WHAT YOU SHOULD DO:
All records should be reproduced verbatim.

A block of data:

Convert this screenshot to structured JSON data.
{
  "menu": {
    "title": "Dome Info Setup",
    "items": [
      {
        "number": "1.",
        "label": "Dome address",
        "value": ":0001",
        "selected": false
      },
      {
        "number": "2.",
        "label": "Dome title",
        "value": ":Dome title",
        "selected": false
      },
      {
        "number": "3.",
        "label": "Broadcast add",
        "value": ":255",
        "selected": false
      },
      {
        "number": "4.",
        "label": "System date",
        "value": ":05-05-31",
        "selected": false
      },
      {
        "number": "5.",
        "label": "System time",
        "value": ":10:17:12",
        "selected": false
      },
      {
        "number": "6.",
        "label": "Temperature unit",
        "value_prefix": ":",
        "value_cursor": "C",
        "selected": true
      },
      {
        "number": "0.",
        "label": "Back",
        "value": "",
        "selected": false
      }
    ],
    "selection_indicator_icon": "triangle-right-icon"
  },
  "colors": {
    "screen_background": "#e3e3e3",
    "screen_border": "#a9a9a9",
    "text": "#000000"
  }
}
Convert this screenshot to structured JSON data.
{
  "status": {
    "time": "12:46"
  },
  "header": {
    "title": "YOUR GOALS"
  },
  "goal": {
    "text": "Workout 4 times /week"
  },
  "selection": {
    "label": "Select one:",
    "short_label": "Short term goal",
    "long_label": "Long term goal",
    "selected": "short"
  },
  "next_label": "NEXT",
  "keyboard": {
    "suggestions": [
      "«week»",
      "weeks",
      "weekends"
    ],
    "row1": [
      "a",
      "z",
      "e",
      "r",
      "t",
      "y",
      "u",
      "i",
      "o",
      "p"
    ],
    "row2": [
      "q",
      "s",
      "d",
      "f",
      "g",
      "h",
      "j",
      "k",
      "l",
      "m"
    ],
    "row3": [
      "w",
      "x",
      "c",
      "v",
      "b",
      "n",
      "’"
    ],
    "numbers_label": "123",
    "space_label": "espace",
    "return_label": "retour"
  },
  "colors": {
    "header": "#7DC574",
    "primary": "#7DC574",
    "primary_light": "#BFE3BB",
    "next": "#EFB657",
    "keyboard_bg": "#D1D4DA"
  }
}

ANSWER TO THE EXERCISE:
Convert this screenshot to structured JSON data.
{
  "menu": {
    "title": "Dome Info Setup",
    "items": [
      {
        "number": "1.",
        "label": "Dome address",
        "value": ":0001",
        "selected": false
      },
      {
        "number": "2.",
        "label": "Dome title",
        "value": ":Dome title",
        "selected": false
      },
      {
        "number": "3.",
        "label": "Broadcast add",
        "value": ":255",
        "selected": false
      },
      {
        "number": "4.",
        "label": "System date",
        "value": ":05-05-31",
        "selected": false
      },
      {
        "number": "5.",
        "label": "System time",
        "value": ":10:17:12",
        "selected": false
      },
      {
        "number": "6.",
        "label": "Temperature unit",
        "value_prefix": ":",
        "value_cursor": "C",
        "selected": true
      },
      {
        "number": "0.",
        "label": "Back",
        "value": "",
        "selected": false
      }
    ],
    "selection_indicator_icon": "triangle-right-icon"
  },
  "colors": {
    "screen_background": "#e3e3e3",
    "screen_border": "#a9a9a9",
    "text": "#000000"
  }
}
Convert this screenshot to structured JSON data.
{
  "status": {
    "time": "12:46"
  },
  "header": {
    "title": "YOUR GOALS"
  },
  "goal": {
    "text": "Workout 4 times /week"
  },
  "selection": {
    "label": "Select one:",
    "short_label": "Short term goal",
    "long_label": "Long term goal",
    "selected": "short"
  },
  "next_label": "NEXT",
  "keyboard": {
    "suggestions": [
      "«week»",
      "weeks",
      "weekends"
    ],
    "row1": [
      "a",
      "z",
      "e",
      "r",
      "t",
      "y",
      "u",
      "i",
      "o",
      "p"
    ],
    "row2": [
      "q",
      "s",
      "d",
      "f",
      "g",
      "h",
      "j",
      "k",
      "l",
      "m"
    ],
    "row3": [
      "w",
      "x",
      "c",
      "v",
      "b",
      "n",
      "’"
    ],
    "numbers_label": "123",
    "space_label": "espace",
    "return_label": "retour"
  },
  "colors": {
    "header": "#7DC574",
    "primary": "#7DC574",
    "primary_light": "#BFE3BB",
    "next": "#EFB657",
    "keyboard_bg": "#D1D4DA"
  }
}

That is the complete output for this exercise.